◆ EXERCISE DETAILS: Extract the lines that hold the string "color".

* Begin SUPPLIED ENTRIES *

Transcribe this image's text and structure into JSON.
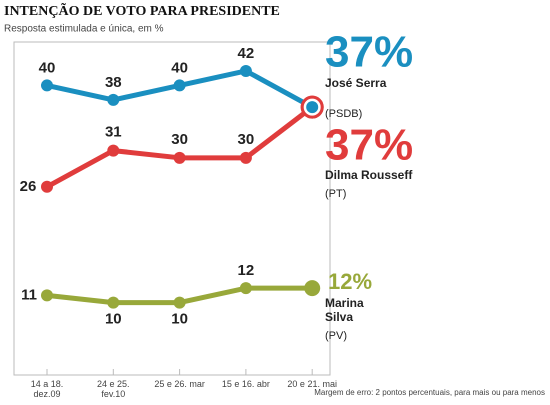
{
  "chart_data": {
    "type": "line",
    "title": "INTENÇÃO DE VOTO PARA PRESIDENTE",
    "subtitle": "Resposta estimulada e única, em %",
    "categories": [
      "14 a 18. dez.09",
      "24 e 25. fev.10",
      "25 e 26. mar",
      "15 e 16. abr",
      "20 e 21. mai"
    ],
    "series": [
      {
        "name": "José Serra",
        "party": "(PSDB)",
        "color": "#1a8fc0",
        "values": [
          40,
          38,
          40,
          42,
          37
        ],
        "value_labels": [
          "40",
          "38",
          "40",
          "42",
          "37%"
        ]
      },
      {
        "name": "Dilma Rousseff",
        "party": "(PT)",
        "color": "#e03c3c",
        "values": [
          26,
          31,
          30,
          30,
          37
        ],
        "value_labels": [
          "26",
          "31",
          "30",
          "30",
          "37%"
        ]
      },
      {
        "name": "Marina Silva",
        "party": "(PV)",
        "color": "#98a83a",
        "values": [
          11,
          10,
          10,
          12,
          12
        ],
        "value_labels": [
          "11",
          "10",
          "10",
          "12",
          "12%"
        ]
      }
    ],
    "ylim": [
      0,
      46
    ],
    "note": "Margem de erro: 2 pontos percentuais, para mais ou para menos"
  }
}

* End SUPPLIED ENTRIES *

◆ WRITTEN SOLUTION:
        "color": "#1a8fc0",
        "color": "#e03c3c",
        "color": "#98a83a",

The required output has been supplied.